--- Start of Data for processing ---

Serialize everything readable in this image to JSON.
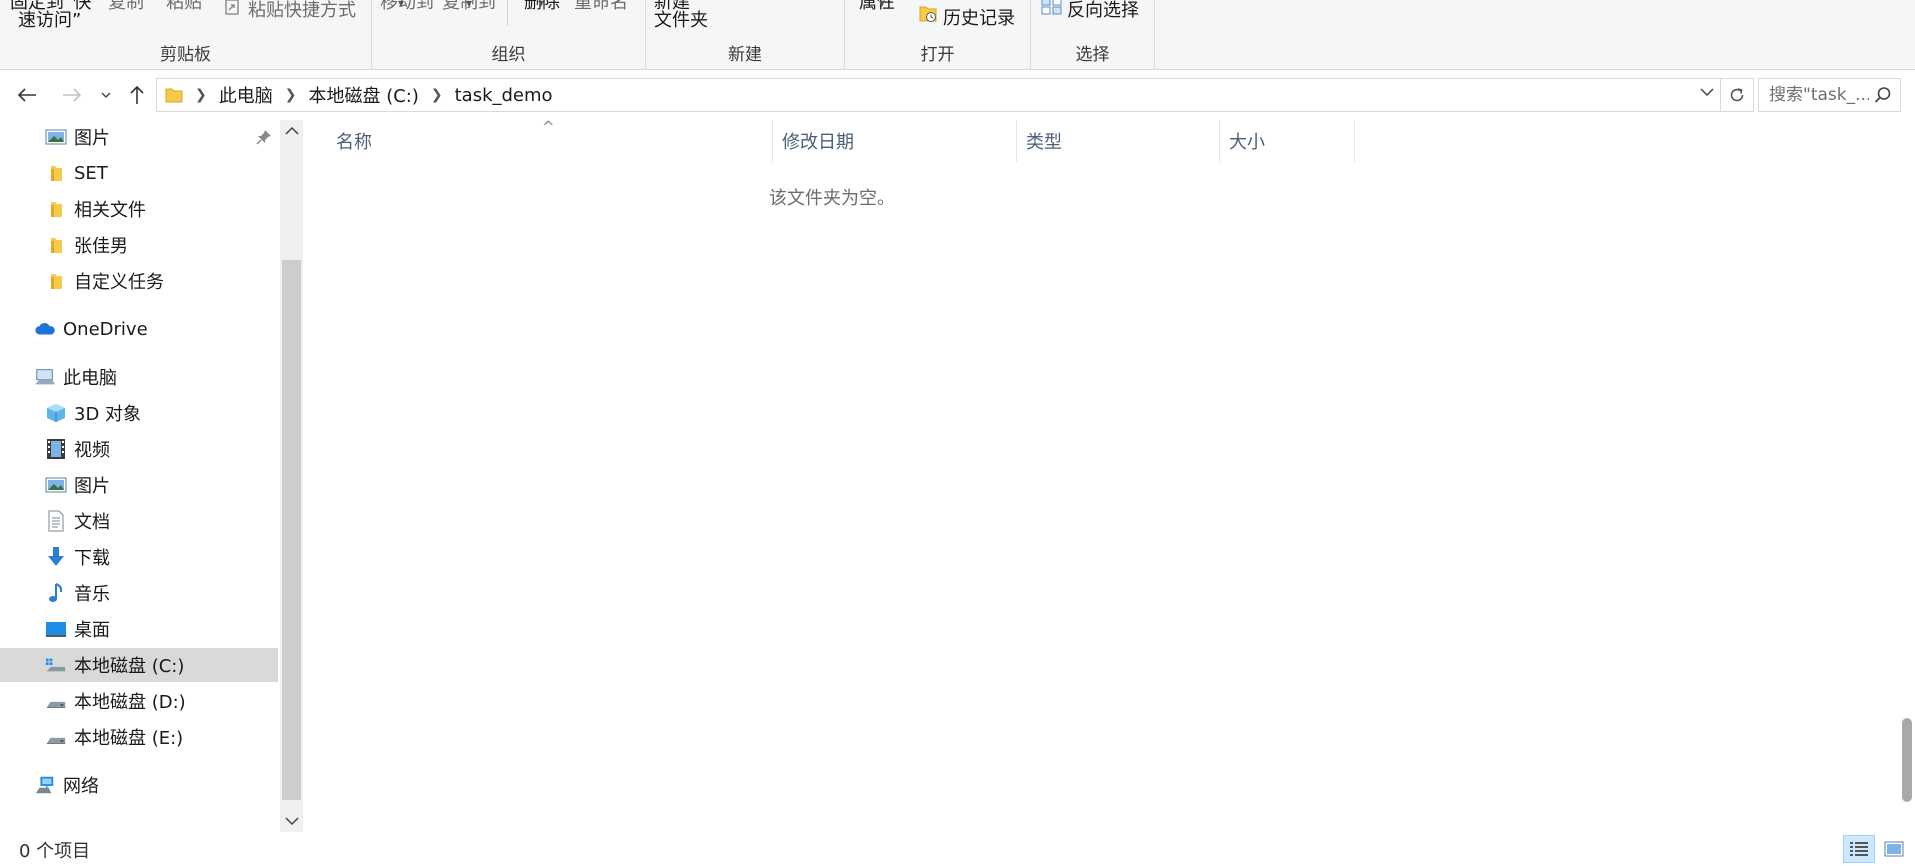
{
  "ribbon": {
    "clipboard": {
      "title": "剪贴板",
      "pin_quick_access_partial": "固定到“快",
      "pin_quick_access_line2": "速访问”",
      "copy_partial": "复制",
      "paste_partial": "粘贴",
      "paste_shortcut": "粘贴快捷方式"
    },
    "organize": {
      "title": "组织",
      "move_to_partial": "移动到",
      "copy_to_partial": "复制到",
      "delete_partial": "删除",
      "rename_partial": "重命名"
    },
    "new": {
      "title": "新建",
      "new_folder_partial": "新建",
      "new_folder_line2": "文件夹"
    },
    "open": {
      "title": "打开",
      "properties_partial": "属性",
      "history": "历史记录"
    },
    "select": {
      "title": "选择",
      "invert_selection": "反向选择"
    }
  },
  "address": {
    "crumbs": [
      "此电脑",
      "本地磁盘 (C:)",
      "task_demo"
    ],
    "search_placeholder": "搜索\"task_..."
  },
  "nav": {
    "items": [
      {
        "label": "图片",
        "icon": "pictures-icon",
        "pinned": true
      },
      {
        "label": "SET",
        "icon": "folder-icon"
      },
      {
        "label": "相关文件",
        "icon": "folder-icon"
      },
      {
        "label": "张佳男",
        "icon": "folder-icon"
      },
      {
        "label": "自定义任务",
        "icon": "folder-icon"
      },
      {
        "label": "OneDrive",
        "icon": "onedrive-icon"
      },
      {
        "label": "此电脑",
        "icon": "this-pc-icon"
      },
      {
        "label": "3D 对象",
        "icon": "3d-objects-icon"
      },
      {
        "label": "视频",
        "icon": "videos-icon"
      },
      {
        "label": "图片",
        "icon": "pictures-icon"
      },
      {
        "label": "文档",
        "icon": "documents-icon"
      },
      {
        "label": "下载",
        "icon": "downloads-icon"
      },
      {
        "label": "音乐",
        "icon": "music-icon"
      },
      {
        "label": "桌面",
        "icon": "desktop-icon"
      },
      {
        "label": "本地磁盘 (C:)",
        "icon": "drive-c-icon",
        "selected": true
      },
      {
        "label": "本地磁盘 (D:)",
        "icon": "drive-icon"
      },
      {
        "label": "本地磁盘 (E:)",
        "icon": "drive-icon"
      },
      {
        "label": "网络",
        "icon": "network-icon"
      }
    ]
  },
  "content": {
    "columns": [
      "名称",
      "修改日期",
      "类型",
      "大小"
    ],
    "empty_message": "该文件夹为空。"
  },
  "status": {
    "item_count": "0 个项目"
  },
  "colors": {
    "ribbon_bg": "#f5f6f7",
    "selected_bg": "#d9d9d9",
    "column_header_text": "#4c607a",
    "folder_yellow": "#f8c94a",
    "onedrive_blue": "#1b76d6",
    "active_view_bg": "#cce8ff"
  }
}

--- End of Data for processing ---

## What you have to do
The records above are to be reproduced exactly; the pictures are to be left out.

## Solution for this problem
Serialize everything readable in this image to JSON.
{
  "ribbon": {
    "clipboard": {
      "title": "剪贴板",
      "pin_quick_access_partial": "固定到“快",
      "pin_quick_access_line2": "速访问”",
      "copy_partial": "复制",
      "paste_partial": "粘贴",
      "paste_shortcut": "粘贴快捷方式"
    },
    "organize": {
      "title": "组织",
      "move_to_partial": "移动到",
      "copy_to_partial": "复制到",
      "delete_partial": "删除",
      "rename_partial": "重命名"
    },
    "new": {
      "title": "新建",
      "new_folder_partial": "新建",
      "new_folder_line2": "文件夹"
    },
    "open": {
      "title": "打开",
      "properties_partial": "属性",
      "history": "历史记录"
    },
    "select": {
      "title": "选择",
      "invert_selection": "反向选择"
    }
  },
  "address": {
    "crumbs": [
      "此电脑",
      "本地磁盘 (C:)",
      "task_demo"
    ],
    "search_placeholder": "搜索\"task_..."
  },
  "nav": {
    "items": [
      {
        "label": "图片",
        "icon": "pictures-icon",
        "pinned": true
      },
      {
        "label": "SET",
        "icon": "folder-icon"
      },
      {
        "label": "相关文件",
        "icon": "folder-icon"
      },
      {
        "label": "张佳男",
        "icon": "folder-icon"
      },
      {
        "label": "自定义任务",
        "icon": "folder-icon"
      },
      {
        "label": "OneDrive",
        "icon": "onedrive-icon"
      },
      {
        "label": "此电脑",
        "icon": "this-pc-icon"
      },
      {
        "label": "3D 对象",
        "icon": "3d-objects-icon"
      },
      {
        "label": "视频",
        "icon": "videos-icon"
      },
      {
        "label": "图片",
        "icon": "pictures-icon"
      },
      {
        "label": "文档",
        "icon": "documents-icon"
      },
      {
        "label": "下载",
        "icon": "downloads-icon"
      },
      {
        "label": "音乐",
        "icon": "music-icon"
      },
      {
        "label": "桌面",
        "icon": "desktop-icon"
      },
      {
        "label": "本地磁盘 (C:)",
        "icon": "drive-c-icon",
        "selected": true
      },
      {
        "label": "本地磁盘 (D:)",
        "icon": "drive-icon"
      },
      {
        "label": "本地磁盘 (E:)",
        "icon": "drive-icon"
      },
      {
        "label": "网络",
        "icon": "network-icon"
      }
    ]
  },
  "content": {
    "columns": [
      "名称",
      "修改日期",
      "类型",
      "大小"
    ],
    "empty_message": "该文件夹为空。"
  },
  "status": {
    "item_count": "0 个项目"
  },
  "colors": {
    "ribbon_bg": "#f5f6f7",
    "selected_bg": "#d9d9d9",
    "column_header_text": "#4c607a",
    "folder_yellow": "#f8c94a",
    "onedrive_blue": "#1b76d6",
    "active_view_bg": "#cce8ff"
  }
}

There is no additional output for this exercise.